-- BEGIN --
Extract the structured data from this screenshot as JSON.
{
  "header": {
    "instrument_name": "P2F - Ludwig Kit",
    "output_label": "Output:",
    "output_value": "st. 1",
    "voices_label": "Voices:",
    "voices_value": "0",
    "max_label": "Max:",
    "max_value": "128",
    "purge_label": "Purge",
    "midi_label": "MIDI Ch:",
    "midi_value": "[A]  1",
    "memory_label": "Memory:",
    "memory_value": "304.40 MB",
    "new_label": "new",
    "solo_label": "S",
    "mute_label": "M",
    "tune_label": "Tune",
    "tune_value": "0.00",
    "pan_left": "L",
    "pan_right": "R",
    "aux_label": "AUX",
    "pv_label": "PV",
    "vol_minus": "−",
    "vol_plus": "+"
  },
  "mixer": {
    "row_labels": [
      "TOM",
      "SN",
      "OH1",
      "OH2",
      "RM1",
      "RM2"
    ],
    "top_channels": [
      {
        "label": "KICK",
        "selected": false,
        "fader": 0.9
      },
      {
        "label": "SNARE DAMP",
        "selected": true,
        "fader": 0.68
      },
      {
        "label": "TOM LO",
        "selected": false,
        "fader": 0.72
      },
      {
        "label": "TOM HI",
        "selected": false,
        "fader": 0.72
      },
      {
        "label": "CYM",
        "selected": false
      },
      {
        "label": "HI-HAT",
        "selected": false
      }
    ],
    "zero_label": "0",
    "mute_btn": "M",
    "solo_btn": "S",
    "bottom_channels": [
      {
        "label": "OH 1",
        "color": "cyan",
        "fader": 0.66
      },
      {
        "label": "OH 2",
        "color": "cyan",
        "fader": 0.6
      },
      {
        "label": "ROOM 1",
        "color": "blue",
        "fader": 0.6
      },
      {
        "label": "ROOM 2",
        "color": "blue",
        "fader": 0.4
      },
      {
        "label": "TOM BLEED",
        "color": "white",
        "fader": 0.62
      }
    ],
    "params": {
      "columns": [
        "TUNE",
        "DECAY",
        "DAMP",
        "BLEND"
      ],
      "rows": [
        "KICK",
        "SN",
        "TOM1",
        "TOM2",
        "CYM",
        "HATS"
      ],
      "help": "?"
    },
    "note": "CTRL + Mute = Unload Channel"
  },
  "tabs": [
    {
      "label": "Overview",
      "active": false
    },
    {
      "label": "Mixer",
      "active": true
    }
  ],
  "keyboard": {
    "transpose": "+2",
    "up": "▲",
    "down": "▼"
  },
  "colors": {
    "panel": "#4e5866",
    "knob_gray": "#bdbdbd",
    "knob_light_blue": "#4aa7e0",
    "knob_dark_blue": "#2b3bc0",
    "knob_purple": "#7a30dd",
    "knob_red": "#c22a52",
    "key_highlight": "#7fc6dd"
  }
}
-- END --
- EXERCISE DETAILS
Find the string "fader" in the entries above and return each line that holds it.

- TASK RESPONSE
        "fader": 0.9
        "fader": 0.68
        "fader": 0.72
        "fader": 0.72
        "fader": 0.66
        "fader": 0.6
        "fader": 0.6
        "fader": 0.4
        "fader": 0.62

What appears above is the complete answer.